- Task -
Print the full listing exactly.

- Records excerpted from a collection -

▼

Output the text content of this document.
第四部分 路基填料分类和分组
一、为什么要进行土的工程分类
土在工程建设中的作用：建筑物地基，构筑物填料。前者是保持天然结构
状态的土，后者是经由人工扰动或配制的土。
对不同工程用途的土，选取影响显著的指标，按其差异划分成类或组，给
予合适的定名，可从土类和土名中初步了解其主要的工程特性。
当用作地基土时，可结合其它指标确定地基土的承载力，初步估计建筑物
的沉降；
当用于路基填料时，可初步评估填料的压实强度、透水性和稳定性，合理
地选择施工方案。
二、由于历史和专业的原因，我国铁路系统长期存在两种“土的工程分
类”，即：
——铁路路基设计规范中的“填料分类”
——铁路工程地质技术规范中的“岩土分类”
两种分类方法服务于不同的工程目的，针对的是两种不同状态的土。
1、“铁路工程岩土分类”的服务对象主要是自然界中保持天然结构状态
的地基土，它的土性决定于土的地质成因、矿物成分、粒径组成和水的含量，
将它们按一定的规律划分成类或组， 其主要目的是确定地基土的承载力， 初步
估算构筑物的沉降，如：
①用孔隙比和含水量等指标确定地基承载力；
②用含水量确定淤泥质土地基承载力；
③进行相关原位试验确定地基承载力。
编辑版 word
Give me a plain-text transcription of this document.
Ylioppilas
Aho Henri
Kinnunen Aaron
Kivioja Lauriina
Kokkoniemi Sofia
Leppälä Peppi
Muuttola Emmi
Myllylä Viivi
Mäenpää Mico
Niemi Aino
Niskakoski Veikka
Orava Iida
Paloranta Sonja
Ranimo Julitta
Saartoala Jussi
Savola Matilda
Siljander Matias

▲

- Finished answer -
Output the text content of this document.
第四部分 路基填料分类和分组
一、为什么要进行土的工程分类
土在工程建设中的作用：建筑物地基，构筑物填料。前者是保持天然结构
状态的土，后者是经由人工扰动或配制的土。
对不同工程用途的土，选取影响显著的指标，按其差异划分成类或组，给
予合适的定名，可从土类和土名中初步了解其主要的工程特性。
当用作地基土时，可结合其它指标确定地基土的承载力，初步估计建筑物
的沉降；
当用于路基填料时，可初步评估填料的压实强度、透水性和稳定性，合理
地选择施工方案。
二、由于历史和专业的原因，我国铁路系统长期存在两种“土的工程分
类”，即：
——铁路路基设计规范中的“填料分类”
——铁路工程地质技术规范中的“岩土分类”
两种分类方法服务于不同的工程目的，针对的是两种不同状态的土。
1、“铁路工程岩土分类”的服务对象主要是自然界中保持天然结构状态
的地基土，它的土性决定于土的地质成因、矿物成分、粒径组成和水的含量，
将它们按一定的规律划分成类或组， 其主要目的是确定地基土的承载力， 初步
估算构筑物的沉降，如：
①用孔隙比和含水量等指标确定地基承载力；
②用含水量确定淤泥质土地基承载力；
③进行相关原位试验确定地基承载力。
编辑版 word
Give me a plain-text transcription of this document.
Ylioppilas
Aho Henri
Kinnunen Aaron
Kivioja Lauriina
Kokkoniemi Sofia
Leppälä Peppi
Muuttola Emmi
Myllylä Viivi
Mäenpää Mico
Niemi Aino
Niskakoski Veikka
Orava Iida
Paloranta Sonja
Ranimo Julitta
Saartoala Jussi
Savola Matilda
Siljander Matias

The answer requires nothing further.